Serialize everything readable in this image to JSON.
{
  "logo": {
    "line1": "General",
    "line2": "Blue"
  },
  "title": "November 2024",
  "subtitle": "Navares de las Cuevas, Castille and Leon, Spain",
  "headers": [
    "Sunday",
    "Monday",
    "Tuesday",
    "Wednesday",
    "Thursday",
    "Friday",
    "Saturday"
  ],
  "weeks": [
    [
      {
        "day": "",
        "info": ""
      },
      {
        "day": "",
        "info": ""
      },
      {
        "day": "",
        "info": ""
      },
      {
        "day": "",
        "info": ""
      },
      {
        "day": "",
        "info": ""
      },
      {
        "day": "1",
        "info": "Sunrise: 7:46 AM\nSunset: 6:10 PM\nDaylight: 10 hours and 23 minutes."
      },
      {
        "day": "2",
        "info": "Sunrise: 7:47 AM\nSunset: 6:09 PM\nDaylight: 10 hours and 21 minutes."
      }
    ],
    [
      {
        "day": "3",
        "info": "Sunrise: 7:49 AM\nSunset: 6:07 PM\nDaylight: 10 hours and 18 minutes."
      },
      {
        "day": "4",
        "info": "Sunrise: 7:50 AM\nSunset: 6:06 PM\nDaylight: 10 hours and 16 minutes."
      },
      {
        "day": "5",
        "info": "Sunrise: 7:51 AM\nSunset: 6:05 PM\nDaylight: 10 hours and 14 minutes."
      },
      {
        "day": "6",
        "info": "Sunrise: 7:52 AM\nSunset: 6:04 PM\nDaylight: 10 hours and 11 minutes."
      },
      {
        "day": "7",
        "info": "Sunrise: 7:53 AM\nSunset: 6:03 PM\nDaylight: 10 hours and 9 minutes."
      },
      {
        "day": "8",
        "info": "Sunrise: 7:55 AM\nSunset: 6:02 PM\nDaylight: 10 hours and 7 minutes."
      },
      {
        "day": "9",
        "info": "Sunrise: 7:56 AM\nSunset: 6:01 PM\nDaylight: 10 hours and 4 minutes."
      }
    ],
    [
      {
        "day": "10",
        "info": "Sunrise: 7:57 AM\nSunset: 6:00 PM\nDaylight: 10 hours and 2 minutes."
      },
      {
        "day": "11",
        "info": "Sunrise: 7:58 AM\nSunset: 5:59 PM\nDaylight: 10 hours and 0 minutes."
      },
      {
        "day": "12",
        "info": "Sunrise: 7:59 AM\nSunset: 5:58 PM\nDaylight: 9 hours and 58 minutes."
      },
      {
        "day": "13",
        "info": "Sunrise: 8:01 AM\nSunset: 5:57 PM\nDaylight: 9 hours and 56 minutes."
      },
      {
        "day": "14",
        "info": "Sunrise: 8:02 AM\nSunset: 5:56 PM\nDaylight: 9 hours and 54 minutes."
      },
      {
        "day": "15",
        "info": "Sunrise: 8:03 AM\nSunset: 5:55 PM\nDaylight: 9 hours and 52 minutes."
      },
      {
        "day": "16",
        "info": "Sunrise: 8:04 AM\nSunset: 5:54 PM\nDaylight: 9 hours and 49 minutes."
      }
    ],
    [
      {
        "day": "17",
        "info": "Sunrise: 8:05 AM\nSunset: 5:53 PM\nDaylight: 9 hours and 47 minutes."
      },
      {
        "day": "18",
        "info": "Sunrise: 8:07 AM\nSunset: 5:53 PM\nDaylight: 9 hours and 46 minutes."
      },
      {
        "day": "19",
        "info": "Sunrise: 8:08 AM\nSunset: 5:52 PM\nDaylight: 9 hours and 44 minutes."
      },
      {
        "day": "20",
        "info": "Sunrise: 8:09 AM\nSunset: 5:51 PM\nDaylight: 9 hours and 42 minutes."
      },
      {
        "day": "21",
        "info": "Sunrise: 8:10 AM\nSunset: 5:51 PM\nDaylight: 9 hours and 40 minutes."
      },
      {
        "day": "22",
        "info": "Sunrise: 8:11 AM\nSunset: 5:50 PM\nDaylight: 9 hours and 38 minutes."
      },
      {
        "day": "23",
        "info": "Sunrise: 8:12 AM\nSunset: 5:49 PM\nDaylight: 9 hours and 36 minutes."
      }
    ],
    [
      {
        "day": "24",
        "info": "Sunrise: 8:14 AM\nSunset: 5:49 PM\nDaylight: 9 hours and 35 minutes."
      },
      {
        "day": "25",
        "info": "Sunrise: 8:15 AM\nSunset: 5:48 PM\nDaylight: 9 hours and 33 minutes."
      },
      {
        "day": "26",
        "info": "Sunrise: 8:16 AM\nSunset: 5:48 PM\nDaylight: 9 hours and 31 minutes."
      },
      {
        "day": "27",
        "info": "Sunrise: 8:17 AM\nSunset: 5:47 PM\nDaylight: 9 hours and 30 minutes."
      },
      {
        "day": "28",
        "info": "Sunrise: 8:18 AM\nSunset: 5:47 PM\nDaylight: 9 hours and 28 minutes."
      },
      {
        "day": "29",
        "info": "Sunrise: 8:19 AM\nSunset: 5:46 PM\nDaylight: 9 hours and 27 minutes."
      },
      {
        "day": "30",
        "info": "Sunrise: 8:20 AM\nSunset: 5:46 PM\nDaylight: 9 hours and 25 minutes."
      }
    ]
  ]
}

■ ■ ■ ■ ■

> WORK TO DO
Take the material above and return all of it exactly.

> ANSWER TO THIS PROBLEM
Serialize everything readable in this image to JSON.
{
  "logo": {
    "line1": "General",
    "line2": "Blue"
  },
  "title": "November 2024",
  "subtitle": "Navares de las Cuevas, Castille and Leon, Spain",
  "headers": [
    "Sunday",
    "Monday",
    "Tuesday",
    "Wednesday",
    "Thursday",
    "Friday",
    "Saturday"
  ],
  "weeks": [
    [
      {
        "day": "",
        "info": ""
      },
      {
        "day": "",
        "info": ""
      },
      {
        "day": "",
        "info": ""
      },
      {
        "day": "",
        "info": ""
      },
      {
        "day": "",
        "info": ""
      },
      {
        "day": "1",
        "info": "Sunrise: 7:46 AM\nSunset: 6:10 PM\nDaylight: 10 hours and 23 minutes."
      },
      {
        "day": "2",
        "info": "Sunrise: 7:47 AM\nSunset: 6:09 PM\nDaylight: 10 hours and 21 minutes."
      }
    ],
    [
      {
        "day": "3",
        "info": "Sunrise: 7:49 AM\nSunset: 6:07 PM\nDaylight: 10 hours and 18 minutes."
      },
      {
        "day": "4",
        "info": "Sunrise: 7:50 AM\nSunset: 6:06 PM\nDaylight: 10 hours and 16 minutes."
      },
      {
        "day": "5",
        "info": "Sunrise: 7:51 AM\nSunset: 6:05 PM\nDaylight: 10 hours and 14 minutes."
      },
      {
        "day": "6",
        "info": "Sunrise: 7:52 AM\nSunset: 6:04 PM\nDaylight: 10 hours and 11 minutes."
      },
      {
        "day": "7",
        "info": "Sunrise: 7:53 AM\nSunset: 6:03 PM\nDaylight: 10 hours and 9 minutes."
      },
      {
        "day": "8",
        "info": "Sunrise: 7:55 AM\nSunset: 6:02 PM\nDaylight: 10 hours and 7 minutes."
      },
      {
        "day": "9",
        "info": "Sunrise: 7:56 AM\nSunset: 6:01 PM\nDaylight: 10 hours and 4 minutes."
      }
    ],
    [
      {
        "day": "10",
        "info": "Sunrise: 7:57 AM\nSunset: 6:00 PM\nDaylight: 10 hours and 2 minutes."
      },
      {
        "day": "11",
        "info": "Sunrise: 7:58 AM\nSunset: 5:59 PM\nDaylight: 10 hours and 0 minutes."
      },
      {
        "day": "12",
        "info": "Sunrise: 7:59 AM\nSunset: 5:58 PM\nDaylight: 9 hours and 58 minutes."
      },
      {
        "day": "13",
        "info": "Sunrise: 8:01 AM\nSunset: 5:57 PM\nDaylight: 9 hours and 56 minutes."
      },
      {
        "day": "14",
        "info": "Sunrise: 8:02 AM\nSunset: 5:56 PM\nDaylight: 9 hours and 54 minutes."
      },
      {
        "day": "15",
        "info": "Sunrise: 8:03 AM\nSunset: 5:55 PM\nDaylight: 9 hours and 52 minutes."
      },
      {
        "day": "16",
        "info": "Sunrise: 8:04 AM\nSunset: 5:54 PM\nDaylight: 9 hours and 49 minutes."
      }
    ],
    [
      {
        "day": "17",
        "info": "Sunrise: 8:05 AM\nSunset: 5:53 PM\nDaylight: 9 hours and 47 minutes."
      },
      {
        "day": "18",
        "info": "Sunrise: 8:07 AM\nSunset: 5:53 PM\nDaylight: 9 hours and 46 minutes."
      },
      {
        "day": "19",
        "info": "Sunrise: 8:08 AM\nSunset: 5:52 PM\nDaylight: 9 hours and 44 minutes."
      },
      {
        "day": "20",
        "info": "Sunrise: 8:09 AM\nSunset: 5:51 PM\nDaylight: 9 hours and 42 minutes."
      },
      {
        "day": "21",
        "info": "Sunrise: 8:10 AM\nSunset: 5:51 PM\nDaylight: 9 hours and 40 minutes."
      },
      {
        "day": "22",
        "info": "Sunrise: 8:11 AM\nSunset: 5:50 PM\nDaylight: 9 hours and 38 minutes."
      },
      {
        "day": "23",
        "info": "Sunrise: 8:12 AM\nSunset: 5:49 PM\nDaylight: 9 hours and 36 minutes."
      }
    ],
    [
      {
        "day": "24",
        "info": "Sunrise: 8:14 AM\nSunset: 5:49 PM\nDaylight: 9 hours and 35 minutes."
      },
      {
        "day": "25",
        "info": "Sunrise: 8:15 AM\nSunset: 5:48 PM\nDaylight: 9 hours and 33 minutes."
      },
      {
        "day": "26",
        "info": "Sunrise: 8:16 AM\nSunset: 5:48 PM\nDaylight: 9 hours and 31 minutes."
      },
      {
        "day": "27",
        "info": "Sunrise: 8:17 AM\nSunset: 5:47 PM\nDaylight: 9 hours and 30 minutes."
      },
      {
        "day": "28",
        "info": "Sunrise: 8:18 AM\nSunset: 5:47 PM\nDaylight: 9 hours and 28 minutes."
      },
      {
        "day": "29",
        "info": "Sunrise: 8:19 AM\nSunset: 5:46 PM\nDaylight: 9 hours and 27 minutes."
      },
      {
        "day": "30",
        "info": "Sunrise: 8:20 AM\nSunset: 5:46 PM\nDaylight: 9 hours and 25 minutes."
      }
    ]
  ]
}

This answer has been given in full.